## GIVEN REQUEST
All the entries need to be quoted exactly, apart from the pictures, which you should drop.

★ ★ ★

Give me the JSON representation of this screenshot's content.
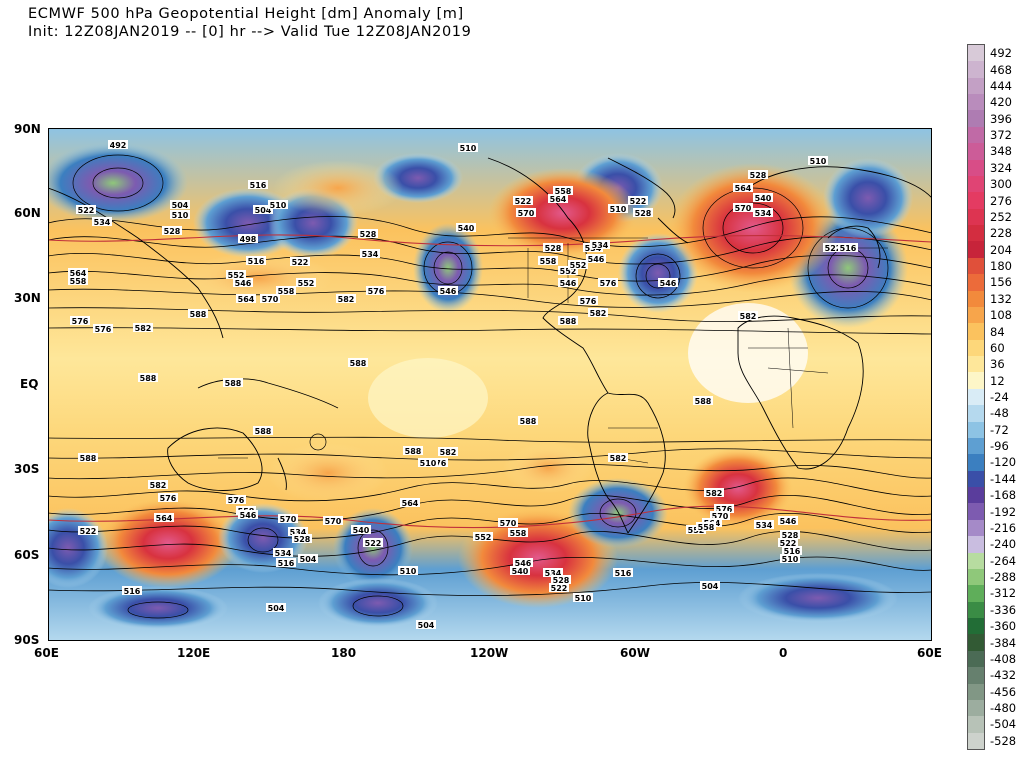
{
  "title": {
    "line1": "ECMWF 500 hPa Geopotential Height [dm] Anomaly [m]",
    "line2": "Init: 12Z08JAN2019 -- [0] hr --> Valid Tue 12Z08JAN2019"
  },
  "axes": {
    "lat_labels": [
      "90N",
      "60N",
      "30N",
      "EQ",
      "30S",
      "60S",
      "90S"
    ],
    "lon_labels": [
      "60E",
      "120E",
      "180",
      "120W",
      "60W",
      "0",
      "60E"
    ]
  },
  "colorbar": {
    "labels": [
      "492",
      "468",
      "444",
      "420",
      "396",
      "372",
      "348",
      "324",
      "300",
      "276",
      "252",
      "228",
      "204",
      "180",
      "156",
      "132",
      "108",
      "84",
      "60",
      "36",
      "12",
      "-24",
      "-48",
      "-72",
      "-96",
      "-120",
      "-144",
      "-168",
      "-192",
      "-216",
      "-240",
      "-264",
      "-288",
      "-312",
      "-336",
      "-360",
      "-384",
      "-408",
      "-432",
      "-456",
      "-480",
      "-504",
      "-528"
    ],
    "colors": [
      "#d8cad8",
      "#cdb4cf",
      "#c3a0c5",
      "#b98cbc",
      "#ae7cb2",
      "#c06aa6",
      "#cc5c98",
      "#d84d87",
      "#e04474",
      "#e43b62",
      "#dd3451",
      "#d32d40",
      "#c7243a",
      "#e0503a",
      "#ec6b3a",
      "#f28a3c",
      "#f7a54b",
      "#fbc25e",
      "#fdd77a",
      "#fee79a",
      "#fdf6c8",
      "#d9ecf6",
      "#b5d9ee",
      "#8dc3e4",
      "#5e9fd2",
      "#3b7fc0",
      "#3a4fa8",
      "#5a3d9c",
      "#7d5bb0",
      "#a58ac8",
      "#c9bde0",
      "#b7dca0",
      "#8fc87a",
      "#5fae5a",
      "#3a8c45",
      "#226d36",
      "#325a34",
      "#4b6b55",
      "#66806e",
      "#819785",
      "#9cad9f",
      "#b7c2b7",
      "#cdd2cc"
    ]
  },
  "contour_labels": [
    "492",
    "522",
    "534",
    "528",
    "504",
    "510",
    "516",
    "504",
    "510",
    "498",
    "522",
    "516",
    "528",
    "534",
    "546",
    "552",
    "558",
    "564",
    "570",
    "576",
    "582",
    "588",
    "510",
    "522",
    "528",
    "534",
    "540",
    "546",
    "552",
    "558",
    "564",
    "570",
    "576",
    "582",
    "588",
    "546",
    "576",
    "582",
    "588",
    "576",
    "582",
    "588",
    "588",
    "588",
    "588",
    "588",
    "588",
    "582",
    "576",
    "564",
    "552",
    "558",
    "570",
    "546",
    "540",
    "534",
    "528",
    "522",
    "516",
    "510",
    "504",
    "516",
    "510",
    "504",
    "534",
    "522",
    "564",
    "570",
    "576",
    "558",
    "546",
    "540",
    "534",
    "528",
    "522",
    "516",
    "510",
    "582",
    "576",
    "570",
    "564",
    "552",
    "558",
    "546",
    "534",
    "528",
    "522",
    "516",
    "510",
    "504",
    "504",
    "588",
    "582",
    "576",
    "570",
    "564",
    "558",
    "552",
    "546",
    "540",
    "534",
    "528",
    "522",
    "516",
    "510",
    "510",
    "522",
    "528",
    "534",
    "546",
    "552",
    "558",
    "564",
    "570",
    "576",
    "582"
  ]
}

★ ★ ★

## SOLVED PROBLEM
Give me the JSON representation of this screenshot's content.
{
  "title": {
    "line1": "ECMWF 500 hPa Geopotential Height [dm] Anomaly [m]",
    "line2": "Init: 12Z08JAN2019 -- [0] hr --> Valid Tue 12Z08JAN2019"
  },
  "axes": {
    "lat_labels": [
      "90N",
      "60N",
      "30N",
      "EQ",
      "30S",
      "60S",
      "90S"
    ],
    "lon_labels": [
      "60E",
      "120E",
      "180",
      "120W",
      "60W",
      "0",
      "60E"
    ]
  },
  "colorbar": {
    "labels": [
      "492",
      "468",
      "444",
      "420",
      "396",
      "372",
      "348",
      "324",
      "300",
      "276",
      "252",
      "228",
      "204",
      "180",
      "156",
      "132",
      "108",
      "84",
      "60",
      "36",
      "12",
      "-24",
      "-48",
      "-72",
      "-96",
      "-120",
      "-144",
      "-168",
      "-192",
      "-216",
      "-240",
      "-264",
      "-288",
      "-312",
      "-336",
      "-360",
      "-384",
      "-408",
      "-432",
      "-456",
      "-480",
      "-504",
      "-528"
    ],
    "colors": [
      "#d8cad8",
      "#cdb4cf",
      "#c3a0c5",
      "#b98cbc",
      "#ae7cb2",
      "#c06aa6",
      "#cc5c98",
      "#d84d87",
      "#e04474",
      "#e43b62",
      "#dd3451",
      "#d32d40",
      "#c7243a",
      "#e0503a",
      "#ec6b3a",
      "#f28a3c",
      "#f7a54b",
      "#fbc25e",
      "#fdd77a",
      "#fee79a",
      "#fdf6c8",
      "#d9ecf6",
      "#b5d9ee",
      "#8dc3e4",
      "#5e9fd2",
      "#3b7fc0",
      "#3a4fa8",
      "#5a3d9c",
      "#7d5bb0",
      "#a58ac8",
      "#c9bde0",
      "#b7dca0",
      "#8fc87a",
      "#5fae5a",
      "#3a8c45",
      "#226d36",
      "#325a34",
      "#4b6b55",
      "#66806e",
      "#819785",
      "#9cad9f",
      "#b7c2b7",
      "#cdd2cc"
    ]
  },
  "contour_labels": [
    "492",
    "522",
    "534",
    "528",
    "504",
    "510",
    "516",
    "504",
    "510",
    "498",
    "522",
    "516",
    "528",
    "534",
    "546",
    "552",
    "558",
    "564",
    "570",
    "576",
    "582",
    "588",
    "510",
    "522",
    "528",
    "534",
    "540",
    "546",
    "552",
    "558",
    "564",
    "570",
    "576",
    "582",
    "588",
    "546",
    "576",
    "582",
    "588",
    "576",
    "582",
    "588",
    "588",
    "588",
    "588",
    "588",
    "588",
    "582",
    "576",
    "564",
    "552",
    "558",
    "570",
    "546",
    "540",
    "534",
    "528",
    "522",
    "516",
    "510",
    "504",
    "516",
    "510",
    "504",
    "534",
    "522",
    "564",
    "570",
    "576",
    "558",
    "546",
    "540",
    "534",
    "528",
    "522",
    "516",
    "510",
    "582",
    "576",
    "570",
    "564",
    "552",
    "558",
    "546",
    "534",
    "528",
    "522",
    "516",
    "510",
    "504",
    "504",
    "588",
    "582",
    "576",
    "570",
    "564",
    "558",
    "552",
    "546",
    "540",
    "534",
    "528",
    "522",
    "516",
    "510",
    "510",
    "522",
    "528",
    "534",
    "546",
    "552",
    "558",
    "564",
    "570",
    "576",
    "582"
  ]
}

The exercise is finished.